* [Aim of the exercise]: Check each line of the listing, and copy it if it contains the word "first".

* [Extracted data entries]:
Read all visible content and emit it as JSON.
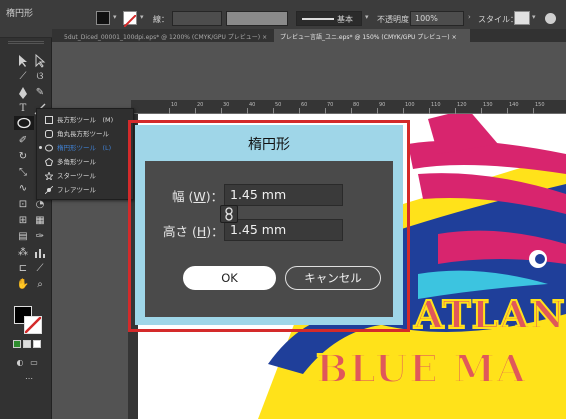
{
  "control_bar": {
    "app_label": "楕円形",
    "stroke_label": "線：",
    "stroke_value": "",
    "brush_label": "基本",
    "opacity_label": "不透明度：",
    "opacity_value": "100%",
    "style_label": "スタイル："
  },
  "tabs": [
    {
      "label": "5dut_Diced_00001_100dpi.eps* @ 1200% (CMYK/GPU プレビュー)",
      "close": "×"
    },
    {
      "label": "プレビュー言語_ユニ.eps* @ 150% (CMYK/GPU プレビュー)",
      "close": "×"
    }
  ],
  "ruler": {
    "ticks": [
      "10",
      "20",
      "30",
      "40",
      "50",
      "60",
      "70",
      "80",
      "90",
      "100",
      "110",
      "120",
      "130",
      "140",
      "150"
    ]
  },
  "flyout": {
    "items": [
      {
        "label": "長方形ツール　(M)",
        "icon": "rectangle-icon"
      },
      {
        "label": "角丸長方形ツール",
        "icon": "rounded-rectangle-icon"
      },
      {
        "label": "楕円形ツール　(L)",
        "icon": "ellipse-icon"
      },
      {
        "label": "多角形ツール",
        "icon": "polygon-icon"
      },
      {
        "label": "スターツール",
        "icon": "star-icon"
      },
      {
        "label": "フレアツール",
        "icon": "flare-icon"
      }
    ]
  },
  "dialog": {
    "title": "楕円形",
    "width_label": "幅 (",
    "width_key": "W",
    "width_label_end": ")：",
    "width_value": "1.45 mm",
    "height_label": "高さ (",
    "height_key": "H",
    "height_label_end": ")：",
    "height_value": "1.45 mm",
    "ok_label": "OK",
    "cancel_label": "キャンセル"
  },
  "artwork": {
    "line1": "ATLAN",
    "line2": "BLUE MA"
  },
  "colors": {
    "dialog_frame": "#9fd6e8",
    "highlight": "#d42a2a",
    "fish_blue": "#1f3f9a",
    "fish_magenta": "#d8256e",
    "fish_yellow": "#ffe21a",
    "fish_cyan": "#3cc4e0"
  }
}
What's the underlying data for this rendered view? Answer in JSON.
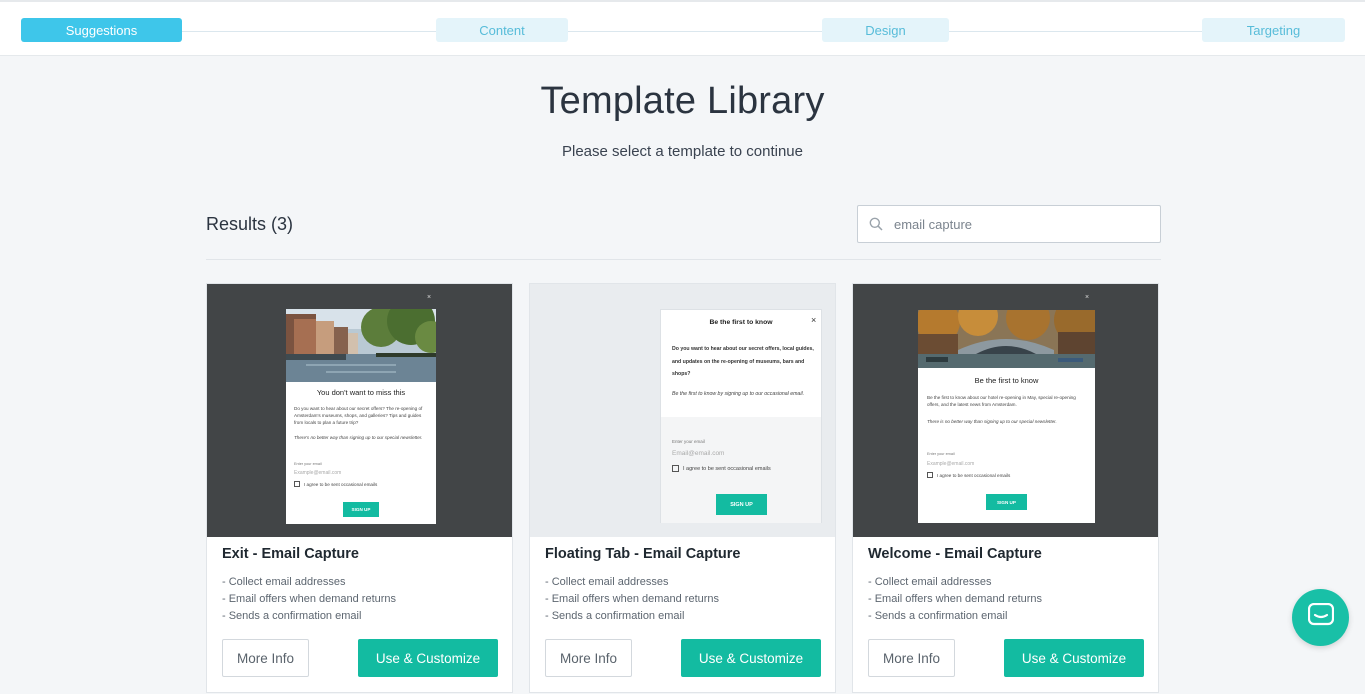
{
  "stepper": {
    "steps": [
      {
        "label": "Suggestions",
        "active": true
      },
      {
        "label": "Content",
        "active": false
      },
      {
        "label": "Design",
        "active": false
      },
      {
        "label": "Targeting",
        "active": false
      }
    ]
  },
  "header": {
    "title": "Template Library",
    "subtitle": "Please select a template to continue"
  },
  "results": {
    "label": "Results (3)"
  },
  "search": {
    "value": "email capture",
    "icon": "search-icon"
  },
  "cards": [
    {
      "title": "Exit - Email Capture",
      "features": [
        "- Collect email addresses",
        "- Email offers when demand returns",
        "- Sends a confirmation email"
      ],
      "more_info": "More Info",
      "use": "Use & Customize",
      "preview": {
        "headline": "You don't want to miss this",
        "body": "Do you want to hear about our secret offers? The re-opening of Amsterdam's museums, shops, and galleries? Tips and guides from locals to plan a future trip?",
        "italic": "There's no better way than signing up to our special newsletter.",
        "email_label": "Enter your email",
        "email_placeholder": "Example@email.com",
        "checkbox": "I agree to be sent occasional emails",
        "button": "SIGN UP"
      }
    },
    {
      "title": "Floating Tab - Email Capture",
      "features": [
        "- Collect email addresses",
        "- Email offers when demand returns",
        "- Sends a confirmation email"
      ],
      "more_info": "More Info",
      "use": "Use & Customize",
      "preview": {
        "headline": "Be the first to know",
        "body": "Do you want to hear about our secret offers, local guides, and updates on the re-opening of museums, bars and shops?",
        "italic": "Be the first to know by signing up to our occasional email.",
        "email_label": "Enter your email",
        "email_placeholder": "Email@email.com",
        "checkbox": "I agree to be sent occasional emails",
        "button": "SIGN UP"
      }
    },
    {
      "title": "Welcome - Email Capture",
      "features": [
        "- Collect email addresses",
        "- Email offers when demand returns",
        "- Sends a confirmation email"
      ],
      "more_info": "More Info",
      "use": "Use & Customize",
      "preview": {
        "headline": "Be the first to know",
        "body": "Be the first to know about our hotel re-opening in May, special re-opening offers, and the latest news from Amsterdam.",
        "italic": "There is no better way than signing up to our special newsletter.",
        "email_label": "Enter your email",
        "email_placeholder": "Example@email.com",
        "checkbox": "I agree to be sent occasional emails",
        "button": "SIGN UP"
      }
    }
  ],
  "colors": {
    "accent": "#13bba1",
    "step_active": "#3ec6ea",
    "step_inactive": "#e4f4fa"
  }
}
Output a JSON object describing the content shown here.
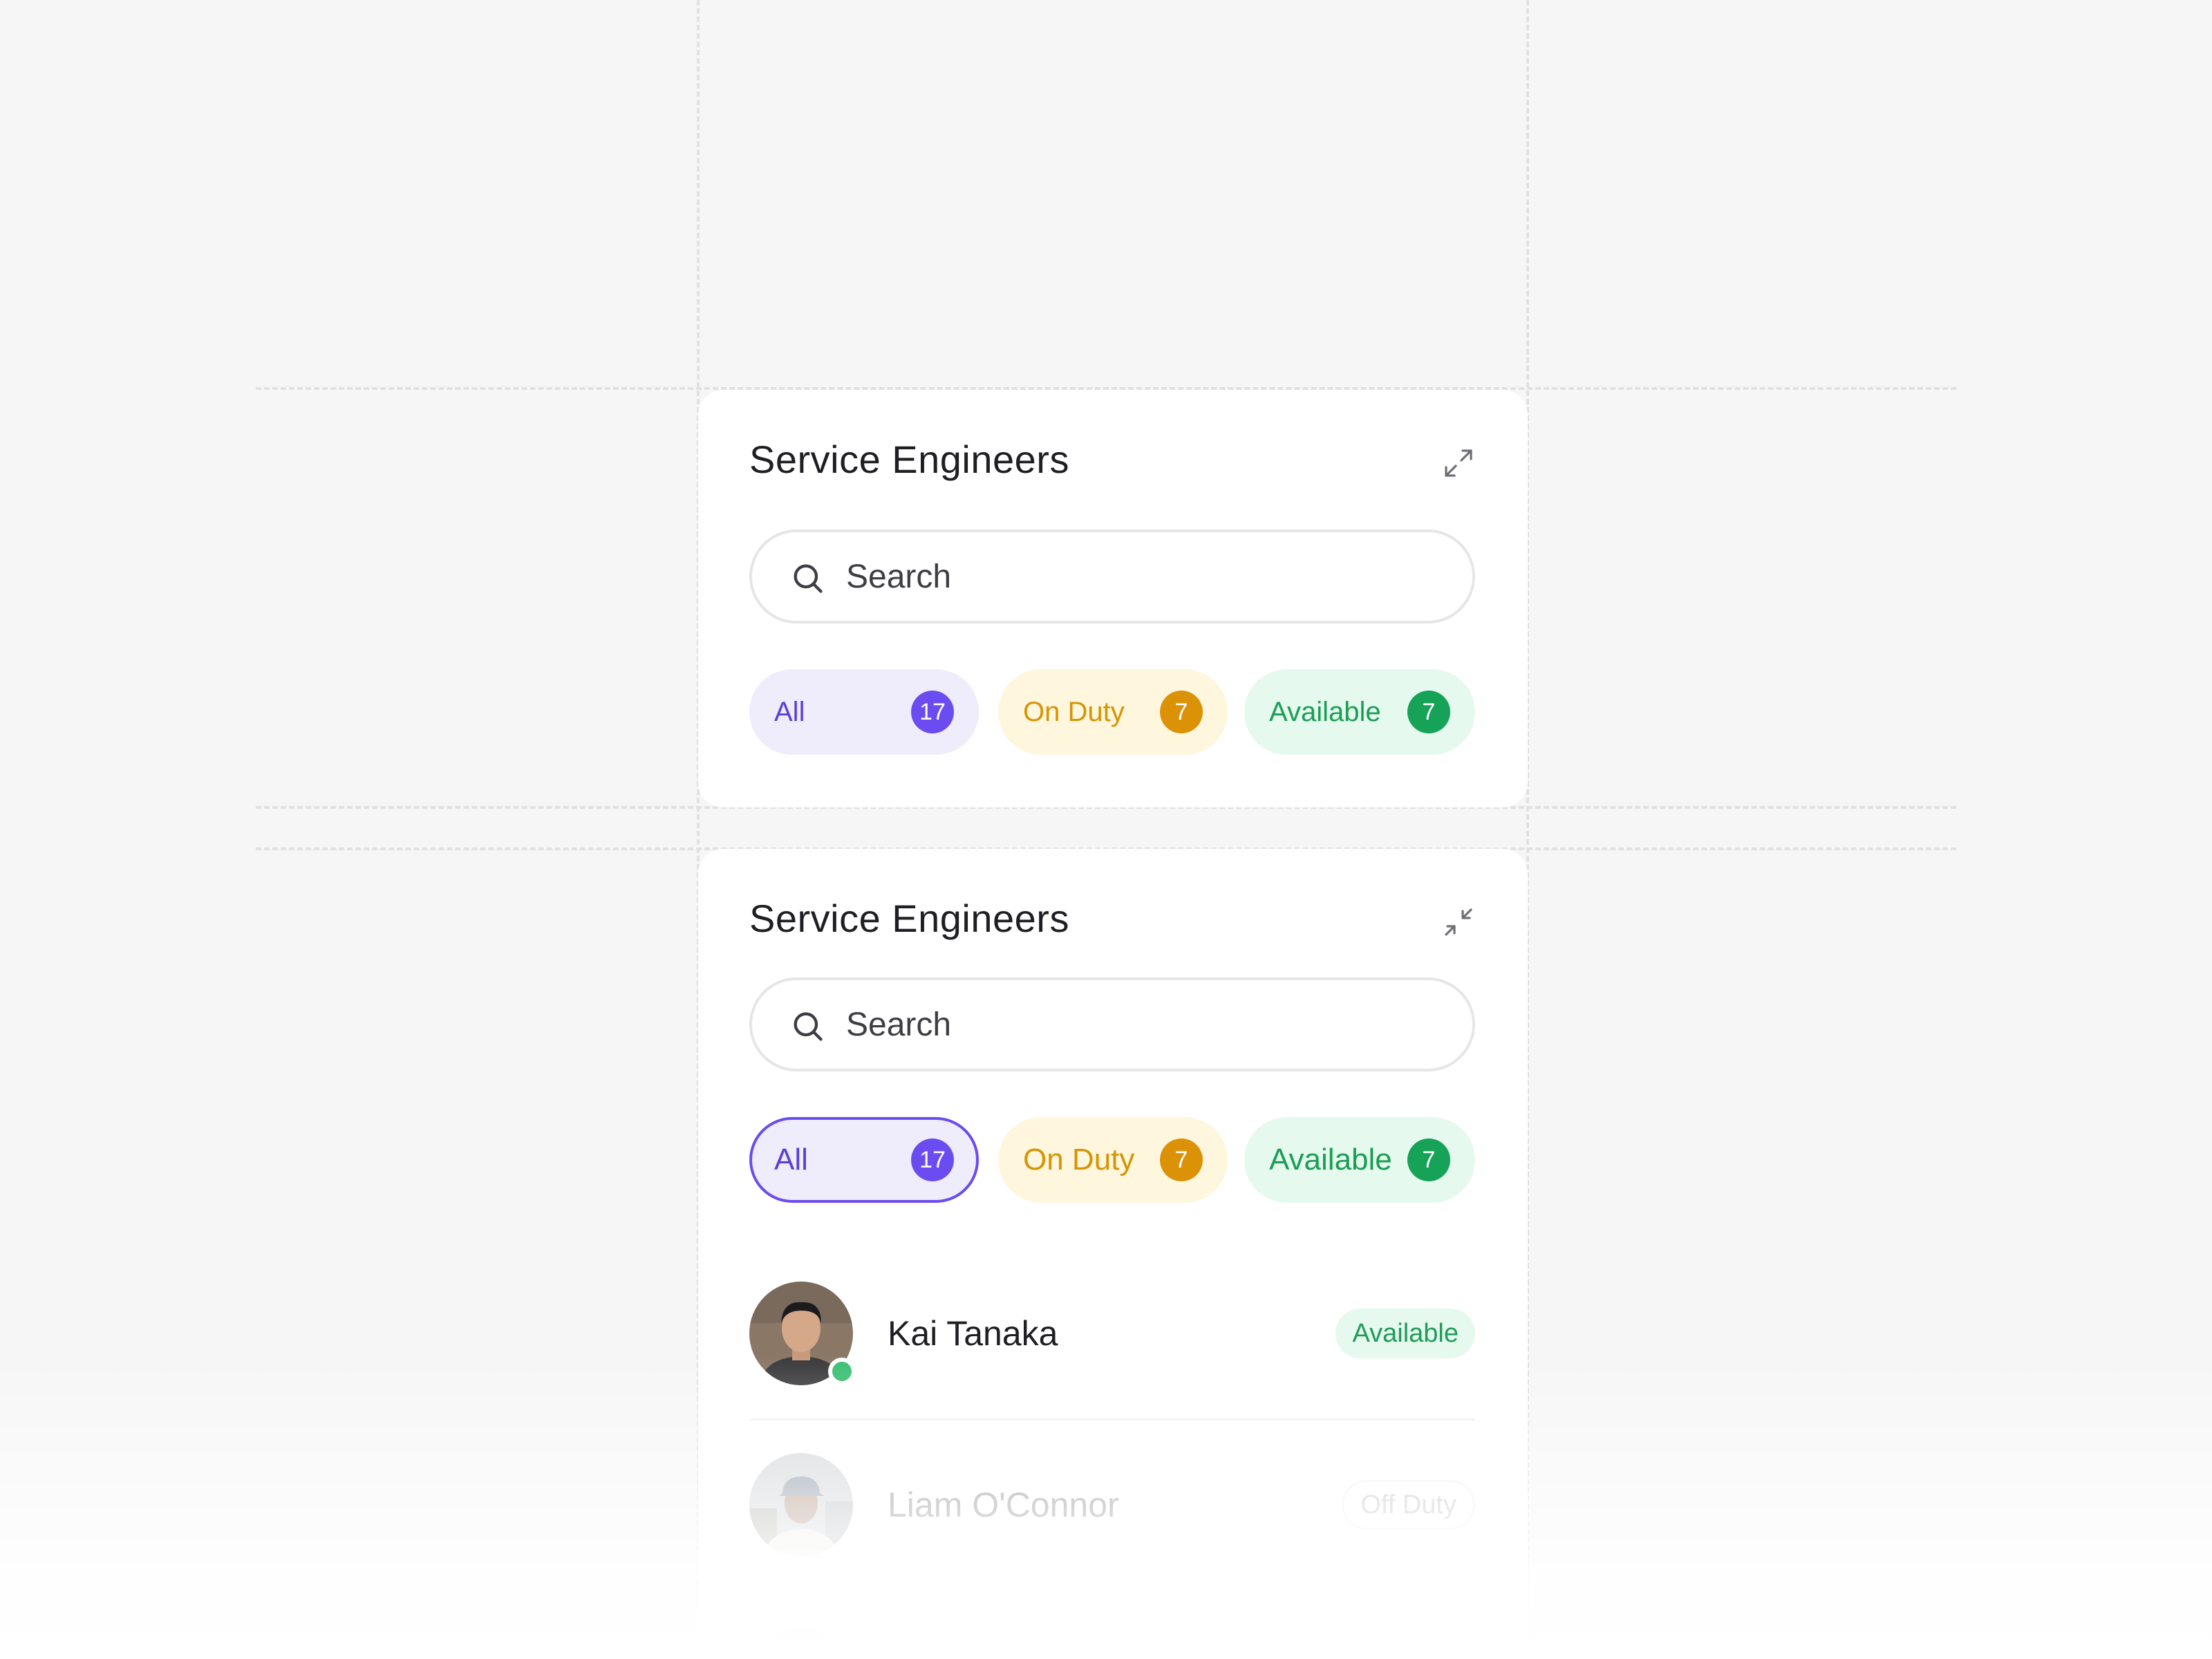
{
  "colors": {
    "background": "#f6f6f6",
    "card": "#ffffff",
    "accent_all": "#6b4cf0",
    "accent_on_duty": "#db9206",
    "accent_available": "#16a257",
    "presence_online": "#3bbf73"
  },
  "collapsed_card": {
    "title": "Service Engineers",
    "corner_icon": "expand-icon",
    "search": {
      "placeholder": "Search",
      "value": "",
      "icon": "search-icon"
    },
    "filters": [
      {
        "label": "All",
        "count": "17",
        "selected": false
      },
      {
        "label": "On Duty",
        "count": "7",
        "selected": false
      },
      {
        "label": "Available",
        "count": "7",
        "selected": false
      }
    ]
  },
  "expanded_card": {
    "title": "Service Engineers",
    "corner_icon": "collapse-icon",
    "search": {
      "placeholder": "Search",
      "value": "",
      "icon": "search-icon"
    },
    "filters": [
      {
        "label": "All",
        "count": "17",
        "selected": true
      },
      {
        "label": "On Duty",
        "count": "7",
        "selected": false
      },
      {
        "label": "Available",
        "count": "7",
        "selected": false
      }
    ],
    "engineers": [
      {
        "name": "Kai Tanaka",
        "status": "Available",
        "online": true
      },
      {
        "name": "Liam O'Connor",
        "status": "Off Duty",
        "online": false
      }
    ]
  }
}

* [Reply to the exercise]:
        "headline": "Be the first to know",
        "italic": "Be the first to know by signing up to our occasional email.",
        "headline": "Be the first to know",
        "body": "Be the first to know about our hotel re-opening in May, special re-opening offers, and the latest news from Amsterdam.",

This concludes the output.